**Task goal**
Read the entries below and pull out each line with the string "apparatuur".
━━━━━ Material for this task ━━━━━
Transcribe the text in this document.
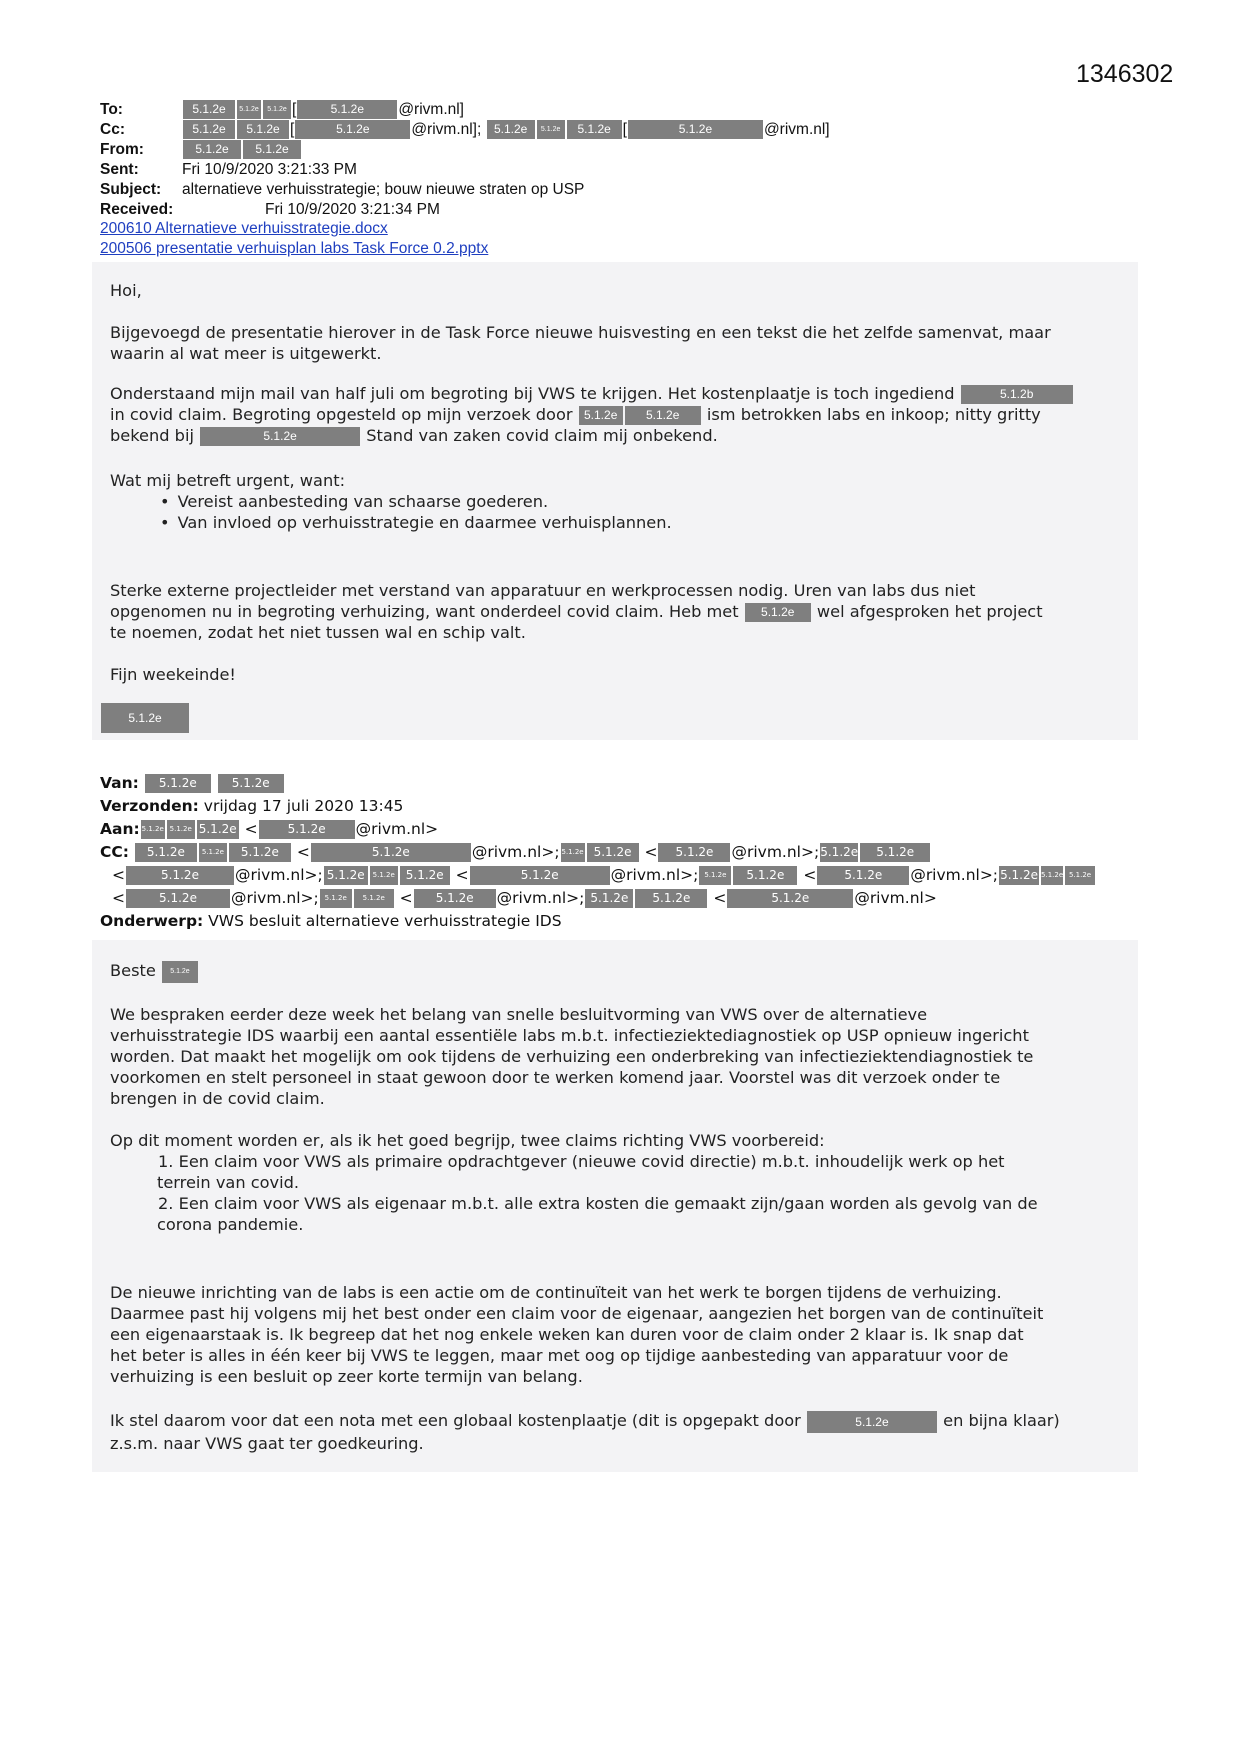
1346302
To:	5.1.2e 5.1.2e 5.1.2e [	5.1.2e @rivm.nl]
Cc:	5.1.2e 5.1.2e [	5.1.2e	@rivm.nl]; 5.1.2e 5.1.2e 5.1.2e [	5.1.2e	@rivm.nl]
From:	5.1.2e 5.1.2e
Sent:	Fri 10/9/2020 3:21:33 PM
Subject: alternatieve verhuisstrategie; bouw nieuwe straten op USP
Received:	Fri 10/9/2020 3:21:34 PM
200610 Alternatieve verhuisstrategie.docx
200506 presentatie verhuisplan labs Task Force 0.2.pptx
Hoi,
Bijgevoegd de presentatie hierover in de Task Force nieuwe huisvesting en een tekst die het zelfde samenvat, maar
waarin al wat meer is uitgewerkt.
Onderstaand mijn mail van half juli om begroting bij VWS te krijgen. Het kostenplaatje is toch ingediend	5.1.2b
in covid claim. Begroting opgesteld op mijn verzoek door 5.1.2e 5.1.2e ism betrokken labs en inkoop; nitty gritty
bekend bij	5.1.2e	Stand van zaken covid claim mij onbekend.
Wat mij betreft urgent, want:
• Vereist aanbesteding van schaarse goederen.
• Van invloed op verhuisstrategie en daarmee verhuisplannen.
Sterke externe projectleider met verstand van apparatuur en werkprocessen nodig. Uren van labs dus niet
opgenomen nu in begroting verhuizing, want onderdeel covid claim. Heb met 5.1.2e wel afgesproken het project
te noemen, zodat het niet tussen wal en schip valt.
Fijn weekeinde!
5.1.2e
Van: 5.1.2e	5.1.2e
Verzonden: vrijdag 17 juli 2020 13:45
Aan: 5.1.2e 5.1.2e 5.1.2e <	5.1.2e @rivm.nl>
CC: 5.1.2e 5.1.2e 5.1.2e <	5.1.2e	@rivm.nl>; 5.1.2e 5.1.2e < 5.1.2e @rivm.nl>;5.1.2e 5.1.2e
<	5.1.2e @rivm.nl>; 5.1.2e 5.1.2e 5.1.2e <	5.1.2e	@rivm.nl>; 5.1.2e 5.1.2e < 5.1.2e @rivm.nl>; 5.1.2e 5.1.2e 5.1.2e
<	5.1.2e @rivm.nl>; 5.1.2e 5.1.2e < 5.1.2e @rivm.nl>; 5.1.2e 5.1.2e <	5.1.2e	@rivm.nl>
Onderwerp: VWS besluit alternatieve verhuisstrategie IDS
Beste 5.1.2e
We bespraken eerder deze week het belang van snelle besluitvorming van VWS over de alternatieve
verhuisstrategie IDS waarbij een aantal essentiële labs m.b.t. infectieziektediagnostiek op USP opnieuw ingericht
worden. Dat maakt het mogelijk om ook tijdens de verhuizing een onderbreking van infectieziektendiagnostiek te
voorkomen en stelt personeel in staat gewoon door te werken komend jaar. Voorstel was dit verzoek onder te
brengen in de covid claim.
Op dit moment worden er, als ik het goed begrijp, twee claims richting VWS voorbereid:
1. Een claim voor VWS als primaire opdrachtgever (nieuwe covid directie) m.b.t. inhoudelijk werk op het
terrein van covid.
2. Een claim voor VWS als eigenaar m.b.t. alle extra kosten die gemaakt zijn/gaan worden als gevolg van de
corona pandemie.
De nieuwe inrichting van de labs is een actie om de continuïteit van het werk te borgen tijdens de verhuizing.
Daarmee past hij volgens mij het best onder een claim voor de eigenaar, aangezien het borgen van de continuïteit
een eigenaarstaak is. Ik begreep dat het nog enkele weken kan duren voor de claim onder 2 klaar is. Ik snap dat
het beter is alles in één keer bij VWS te leggen, maar met oog op tijdige aanbesteding van apparatuur voor de
verhuizing is een besluit op zeer korte termijn van belang.
Ik stel daarom voor dat een nota met een globaal kostenplaatje (dit is opgepakt door	5.1.2e	en bijna klaar)
z.s.m. naar VWS gaat ter goedkeuring.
━━━━━
**Result of this task**
Sterke externe projectleider met verstand van apparatuur en werkprocessen nodig. Uren van labs dus niet
het beter is alles in één keer bij VWS te leggen, maar met oog op tijdige aanbesteding van apparatuur voor de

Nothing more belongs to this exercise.